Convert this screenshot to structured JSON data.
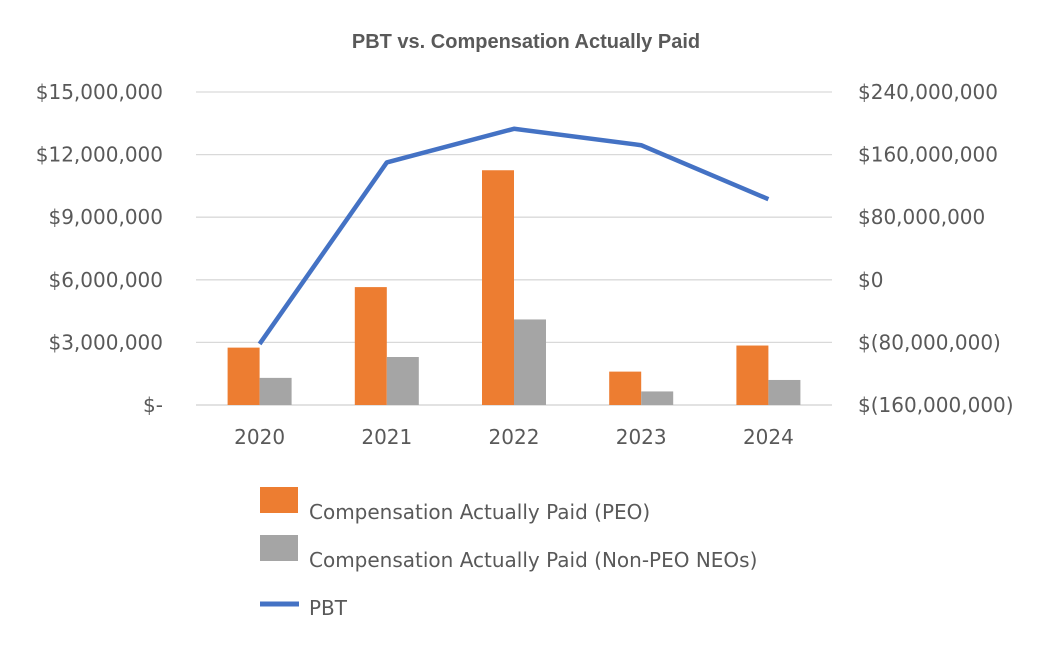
{
  "chart_data": {
    "type": "bar",
    "title": "PBT vs. Compensation Actually Paid",
    "categories": [
      "2020",
      "2021",
      "2022",
      "2023",
      "2024"
    ],
    "series": [
      {
        "name": "Compensation Actually Paid (PEO)",
        "type": "bar",
        "axis": "left",
        "color": "#ED7D31",
        "values": [
          2750000,
          5650000,
          11250000,
          1600000,
          2850000
        ]
      },
      {
        "name": "Compensation Actually Paid (Non-PEO NEOs)",
        "type": "bar",
        "axis": "left",
        "color": "#A5A5A5",
        "values": [
          1300000,
          2300000,
          4100000,
          650000,
          1200000
        ]
      },
      {
        "name": "PBT",
        "type": "line",
        "axis": "right",
        "color": "#4472C4",
        "values": [
          -82000000,
          150000000,
          193000000,
          172000000,
          103000000
        ]
      }
    ],
    "left_axis": {
      "ylim": [
        0,
        15000000
      ],
      "ticks": [
        0,
        3000000,
        6000000,
        9000000,
        12000000,
        15000000
      ],
      "tick_labels": [
        "$-",
        "$3,000,000",
        "$6,000,000",
        "$9,000,000",
        "$12,000,000",
        "$15,000,000"
      ]
    },
    "right_axis": {
      "ylim": [
        -160000000,
        240000000
      ],
      "ticks": [
        -160000000,
        -80000000,
        0,
        80000000,
        160000000,
        240000000
      ],
      "tick_labels": [
        "$(160,000,000)",
        "$(80,000,000)",
        "$0",
        "$80,000,000",
        "$160,000,000",
        "$240,000,000"
      ]
    },
    "grid": true,
    "legend_position": "bottom"
  }
}
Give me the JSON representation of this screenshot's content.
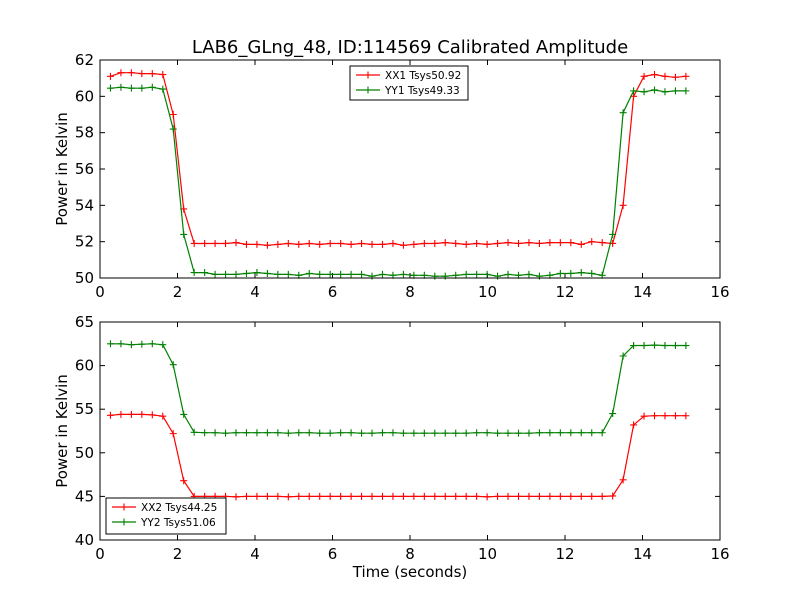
{
  "chart_data": [
    {
      "type": "line",
      "title": "LAB6_GLng_48, ID:114569 Calibrated Amplitude",
      "xlabel": "",
      "ylabel": "Power in Kelvin",
      "xlim": [
        0,
        16
      ],
      "ylim": [
        50,
        62
      ],
      "xticks": [
        "0",
        "2",
        "4",
        "6",
        "8",
        "10",
        "12",
        "14",
        "16"
      ],
      "yticks": [
        "50",
        "52",
        "54",
        "56",
        "58",
        "60",
        "62"
      ],
      "legend_position": "top-center",
      "x": [
        0.27,
        0.54,
        0.81,
        1.08,
        1.35,
        1.62,
        1.89,
        2.16,
        2.43,
        2.7,
        2.97,
        3.24,
        3.51,
        3.78,
        4.05,
        4.32,
        4.59,
        4.86,
        5.13,
        5.4,
        5.67,
        5.94,
        6.21,
        6.48,
        6.75,
        7.02,
        7.29,
        7.56,
        7.83,
        8.1,
        8.37,
        8.64,
        8.91,
        9.18,
        9.45,
        9.72,
        9.99,
        10.26,
        10.53,
        10.8,
        11.07,
        11.34,
        11.61,
        11.88,
        12.15,
        12.42,
        12.69,
        12.96,
        13.23,
        13.5,
        13.77,
        14.04,
        14.31,
        14.58,
        14.85,
        15.12
      ],
      "series": [
        {
          "name": "XX1 Tsys50.92",
          "color": "#ff0000",
          "values": [
            61.1,
            61.3,
            61.3,
            61.25,
            61.25,
            61.2,
            59.0,
            53.8,
            51.9,
            51.9,
            51.9,
            51.9,
            51.95,
            51.85,
            51.85,
            51.8,
            51.85,
            51.9,
            51.85,
            51.9,
            51.85,
            51.9,
            51.9,
            51.85,
            51.9,
            51.85,
            51.85,
            51.9,
            51.8,
            51.85,
            51.9,
            51.9,
            51.95,
            51.9,
            51.85,
            51.9,
            51.85,
            51.9,
            51.95,
            51.9,
            51.95,
            51.9,
            51.95,
            51.95,
            51.95,
            51.85,
            52.0,
            51.95,
            51.9,
            54.0,
            60.0,
            61.1,
            61.2,
            61.1,
            61.05,
            61.1
          ]
        },
        {
          "name": "YY1 Tsys49.33",
          "color": "#008000",
          "values": [
            60.45,
            60.5,
            60.45,
            60.45,
            60.5,
            60.4,
            58.2,
            52.4,
            50.3,
            50.3,
            50.2,
            50.2,
            50.2,
            50.25,
            50.3,
            50.25,
            50.2,
            50.2,
            50.15,
            50.25,
            50.2,
            50.2,
            50.2,
            50.2,
            50.2,
            50.1,
            50.2,
            50.15,
            50.2,
            50.15,
            50.15,
            50.1,
            50.1,
            50.15,
            50.2,
            50.2,
            50.2,
            50.1,
            50.2,
            50.15,
            50.2,
            50.1,
            50.15,
            50.25,
            50.25,
            50.3,
            50.25,
            50.15,
            52.4,
            59.1,
            60.3,
            60.25,
            60.35,
            60.25,
            60.3,
            60.3
          ]
        }
      ]
    },
    {
      "type": "line",
      "title": "",
      "xlabel": "Time (seconds)",
      "ylabel": "Power in Kelvin",
      "xlim": [
        0,
        16
      ],
      "ylim": [
        40,
        65
      ],
      "xticks": [
        "0",
        "2",
        "4",
        "6",
        "8",
        "10",
        "12",
        "14",
        "16"
      ],
      "yticks": [
        "40",
        "45",
        "50",
        "55",
        "60",
        "65"
      ],
      "legend_position": "bottom-left",
      "x": [
        0.27,
        0.54,
        0.81,
        1.08,
        1.35,
        1.62,
        1.89,
        2.16,
        2.43,
        2.7,
        2.97,
        3.24,
        3.51,
        3.78,
        4.05,
        4.32,
        4.59,
        4.86,
        5.13,
        5.4,
        5.67,
        5.94,
        6.21,
        6.48,
        6.75,
        7.02,
        7.29,
        7.56,
        7.83,
        8.1,
        8.37,
        8.64,
        8.91,
        9.18,
        9.45,
        9.72,
        9.99,
        10.26,
        10.53,
        10.8,
        11.07,
        11.34,
        11.61,
        11.88,
        12.15,
        12.42,
        12.69,
        12.96,
        13.23,
        13.5,
        13.77,
        14.04,
        14.31,
        14.58,
        14.85,
        15.12
      ],
      "series": [
        {
          "name": "XX2 Tsys44.25",
          "color": "#ff0000",
          "values": [
            54.3,
            54.4,
            54.4,
            54.4,
            54.35,
            54.2,
            52.2,
            46.8,
            45.0,
            45.0,
            45.0,
            45.0,
            44.95,
            45.0,
            45.0,
            45.0,
            45.0,
            44.95,
            45.0,
            45.0,
            45.0,
            45.0,
            45.0,
            45.0,
            45.0,
            45.0,
            45.0,
            45.0,
            45.0,
            45.0,
            45.0,
            45.0,
            45.0,
            45.0,
            45.0,
            45.0,
            44.95,
            45.0,
            45.0,
            45.0,
            45.0,
            45.0,
            45.0,
            45.0,
            45.0,
            45.0,
            45.0,
            45.0,
            45.05,
            46.9,
            53.2,
            54.2,
            54.25,
            54.25,
            54.25,
            54.25
          ]
        },
        {
          "name": "YY2 Tsys51.06",
          "color": "#008000",
          "values": [
            62.5,
            62.5,
            62.4,
            62.45,
            62.5,
            62.4,
            60.1,
            54.4,
            52.35,
            52.3,
            52.3,
            52.25,
            52.3,
            52.3,
            52.3,
            52.3,
            52.3,
            52.25,
            52.3,
            52.3,
            52.25,
            52.25,
            52.3,
            52.3,
            52.25,
            52.25,
            52.3,
            52.3,
            52.25,
            52.25,
            52.25,
            52.25,
            52.25,
            52.25,
            52.25,
            52.3,
            52.3,
            52.25,
            52.25,
            52.25,
            52.25,
            52.3,
            52.3,
            52.3,
            52.3,
            52.3,
            52.3,
            52.3,
            54.5,
            61.1,
            62.3,
            62.3,
            62.35,
            62.3,
            62.3,
            62.3
          ]
        }
      ]
    }
  ]
}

________

### To be done
Scan the listing above and identify each line holding the string "screenshot"; copy every such line.

### Complete answer
Convert this screenshot to structured JSON data.
Give me the JSON representation of this screenshot's content.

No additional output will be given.